## start

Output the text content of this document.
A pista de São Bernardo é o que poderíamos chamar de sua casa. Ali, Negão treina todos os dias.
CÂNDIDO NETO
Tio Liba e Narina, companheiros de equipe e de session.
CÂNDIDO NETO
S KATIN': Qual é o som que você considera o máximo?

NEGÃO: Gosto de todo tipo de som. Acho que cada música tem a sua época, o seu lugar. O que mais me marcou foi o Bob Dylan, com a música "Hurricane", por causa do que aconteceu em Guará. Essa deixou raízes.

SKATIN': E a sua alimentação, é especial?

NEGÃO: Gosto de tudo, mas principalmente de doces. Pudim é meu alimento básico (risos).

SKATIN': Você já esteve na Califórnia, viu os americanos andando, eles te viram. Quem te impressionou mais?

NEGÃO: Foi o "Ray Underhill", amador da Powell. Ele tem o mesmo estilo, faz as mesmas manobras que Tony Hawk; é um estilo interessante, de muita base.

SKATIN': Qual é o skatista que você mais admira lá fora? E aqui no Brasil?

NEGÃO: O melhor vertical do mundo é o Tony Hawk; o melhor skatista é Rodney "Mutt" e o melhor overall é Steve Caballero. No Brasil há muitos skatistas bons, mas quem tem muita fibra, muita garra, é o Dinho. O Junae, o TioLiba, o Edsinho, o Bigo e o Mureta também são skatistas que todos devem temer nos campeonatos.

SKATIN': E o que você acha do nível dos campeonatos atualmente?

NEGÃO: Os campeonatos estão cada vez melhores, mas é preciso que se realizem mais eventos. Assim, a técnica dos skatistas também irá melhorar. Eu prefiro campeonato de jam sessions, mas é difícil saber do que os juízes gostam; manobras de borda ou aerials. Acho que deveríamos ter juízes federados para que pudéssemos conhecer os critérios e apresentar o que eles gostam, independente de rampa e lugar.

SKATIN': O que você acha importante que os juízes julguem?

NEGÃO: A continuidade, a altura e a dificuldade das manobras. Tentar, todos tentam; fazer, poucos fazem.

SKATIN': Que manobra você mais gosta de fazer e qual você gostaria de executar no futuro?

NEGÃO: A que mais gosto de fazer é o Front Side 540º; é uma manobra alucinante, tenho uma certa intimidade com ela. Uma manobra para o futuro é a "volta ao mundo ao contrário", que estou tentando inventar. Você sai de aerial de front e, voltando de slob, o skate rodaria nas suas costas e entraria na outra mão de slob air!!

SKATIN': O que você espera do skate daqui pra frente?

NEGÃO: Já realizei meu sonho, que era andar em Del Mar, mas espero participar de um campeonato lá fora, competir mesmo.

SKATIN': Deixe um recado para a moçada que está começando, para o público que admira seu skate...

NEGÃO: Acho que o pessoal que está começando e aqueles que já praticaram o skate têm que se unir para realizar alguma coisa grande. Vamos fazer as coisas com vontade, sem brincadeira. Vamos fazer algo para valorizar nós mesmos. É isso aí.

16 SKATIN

## end

# What is asked
Could you quote the material above in full, exactly as it stands?

# Task answer
Output the text content of this document.
A pista de São Bernardo é o que poderíamos chamar de sua casa. Ali, Negão treina todos os dias.
CÂNDIDO NETO
Tio Liba e Narina, companheiros de equipe e de session.
CÂNDIDO NETO
S KATIN': Qual é o som que você considera o máximo?

NEGÃO: Gosto de todo tipo de som. Acho que cada música tem a sua época, o seu lugar. O que mais me marcou foi o Bob Dylan, com a música "Hurricane", por causa do que aconteceu em Guará. Essa deixou raízes.

SKATIN': E a sua alimentação, é especial?

NEGÃO: Gosto de tudo, mas principalmente de doces. Pudim é meu alimento básico (risos).

SKATIN': Você já esteve na Califórnia, viu os americanos andando, eles te viram. Quem te impressionou mais?

NEGÃO: Foi o "Ray Underhill", amador da Powell. Ele tem o mesmo estilo, faz as mesmas manobras que Tony Hawk; é um estilo interessante, de muita base.

SKATIN': Qual é o skatista que você mais admira lá fora? E aqui no Brasil?

NEGÃO: O melhor vertical do mundo é o Tony Hawk; o melhor skatista é Rodney "Mutt" e o melhor overall é Steve Caballero. No Brasil há muitos skatistas bons, mas quem tem muita fibra, muita garra, é o Dinho. O Junae, o TioLiba, o Edsinho, o Bigo e o Mureta também são skatistas que todos devem temer nos campeonatos.

SKATIN': E o que você acha do nível dos campeonatos atualmente?

NEGÃO: Os campeonatos estão cada vez melhores, mas é preciso que se realizem mais eventos. Assim, a técnica dos skatistas também irá melhorar. Eu prefiro campeonato de jam sessions, mas é difícil saber do que os juízes gostam; manobras de borda ou aerials. Acho que deveríamos ter juízes federados para que pudéssemos conhecer os critérios e apresentar o que eles gostam, independente de rampa e lugar.

SKATIN': O que você acha importante que os juízes julguem?

NEGÃO: A continuidade, a altura e a dificuldade das manobras. Tentar, todos tentam; fazer, poucos fazem.

SKATIN': Que manobra você mais gosta de fazer e qual você gostaria de executar no futuro?

NEGÃO: A que mais gosto de fazer é o Front Side 540º; é uma manobra alucinante, tenho uma certa intimidade com ela. Uma manobra para o futuro é a "volta ao mundo ao contrário", que estou tentando inventar. Você sai de aerial de front e, voltando de slob, o skate rodaria nas suas costas e entraria na outra mão de slob air!!

SKATIN': O que você espera do skate daqui pra frente?

NEGÃO: Já realizei meu sonho, que era andar em Del Mar, mas espero participar de um campeonato lá fora, competir mesmo.

SKATIN': Deixe um recado para a moçada que está começando, para o público que admira seu skate...

NEGÃO: Acho que o pessoal que está começando e aqueles que já praticaram o skate têm que se unir para realizar alguma coisa grande. Vamos fazer as coisas com vontade, sem brincadeira. Vamos fazer algo para valorizar nós mesmos. É isso aí.

16 SKATIN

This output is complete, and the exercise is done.